* **TASK BRIEF**
Write out each line in which the string "your" is present.

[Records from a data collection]
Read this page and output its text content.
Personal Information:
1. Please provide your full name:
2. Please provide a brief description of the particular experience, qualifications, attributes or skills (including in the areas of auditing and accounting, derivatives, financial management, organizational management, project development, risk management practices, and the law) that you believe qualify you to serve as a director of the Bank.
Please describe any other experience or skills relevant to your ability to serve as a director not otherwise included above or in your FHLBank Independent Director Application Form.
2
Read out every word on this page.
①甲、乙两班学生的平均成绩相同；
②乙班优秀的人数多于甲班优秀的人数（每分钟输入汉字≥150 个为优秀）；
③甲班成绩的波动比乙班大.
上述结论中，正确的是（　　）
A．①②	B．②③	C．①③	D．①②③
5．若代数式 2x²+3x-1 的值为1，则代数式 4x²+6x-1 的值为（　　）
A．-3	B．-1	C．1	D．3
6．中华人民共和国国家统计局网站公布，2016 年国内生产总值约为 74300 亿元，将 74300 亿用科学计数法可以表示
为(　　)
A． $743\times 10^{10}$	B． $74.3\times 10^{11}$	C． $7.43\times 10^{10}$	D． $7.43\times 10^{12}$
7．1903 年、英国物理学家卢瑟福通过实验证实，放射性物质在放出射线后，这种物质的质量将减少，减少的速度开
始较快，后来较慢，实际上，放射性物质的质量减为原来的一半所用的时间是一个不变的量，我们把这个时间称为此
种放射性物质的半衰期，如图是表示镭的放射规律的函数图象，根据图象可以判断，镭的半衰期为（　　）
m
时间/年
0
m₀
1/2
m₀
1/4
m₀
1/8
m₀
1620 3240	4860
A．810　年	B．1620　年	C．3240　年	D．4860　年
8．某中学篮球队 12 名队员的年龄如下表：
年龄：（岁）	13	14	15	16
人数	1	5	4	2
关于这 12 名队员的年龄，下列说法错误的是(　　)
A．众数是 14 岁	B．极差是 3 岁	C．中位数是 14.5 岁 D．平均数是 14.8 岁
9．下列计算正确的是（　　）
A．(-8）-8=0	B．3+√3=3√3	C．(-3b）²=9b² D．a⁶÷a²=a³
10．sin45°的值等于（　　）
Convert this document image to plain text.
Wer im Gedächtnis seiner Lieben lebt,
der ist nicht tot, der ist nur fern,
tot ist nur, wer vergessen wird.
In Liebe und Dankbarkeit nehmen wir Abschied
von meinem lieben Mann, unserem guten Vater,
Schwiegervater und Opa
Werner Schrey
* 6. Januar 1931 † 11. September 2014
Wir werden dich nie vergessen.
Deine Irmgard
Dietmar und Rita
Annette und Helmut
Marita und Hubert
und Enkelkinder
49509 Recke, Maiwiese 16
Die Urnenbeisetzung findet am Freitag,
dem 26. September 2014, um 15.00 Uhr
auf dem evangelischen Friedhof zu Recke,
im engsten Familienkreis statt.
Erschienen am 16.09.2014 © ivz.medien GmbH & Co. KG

* **RESPONSE TO THE TASK**
1. Please provide your full name:
Please describe any other experience or skills relevant to your ability to serve as a director not otherwise included above or in your FHLBank Independent Director Application Form.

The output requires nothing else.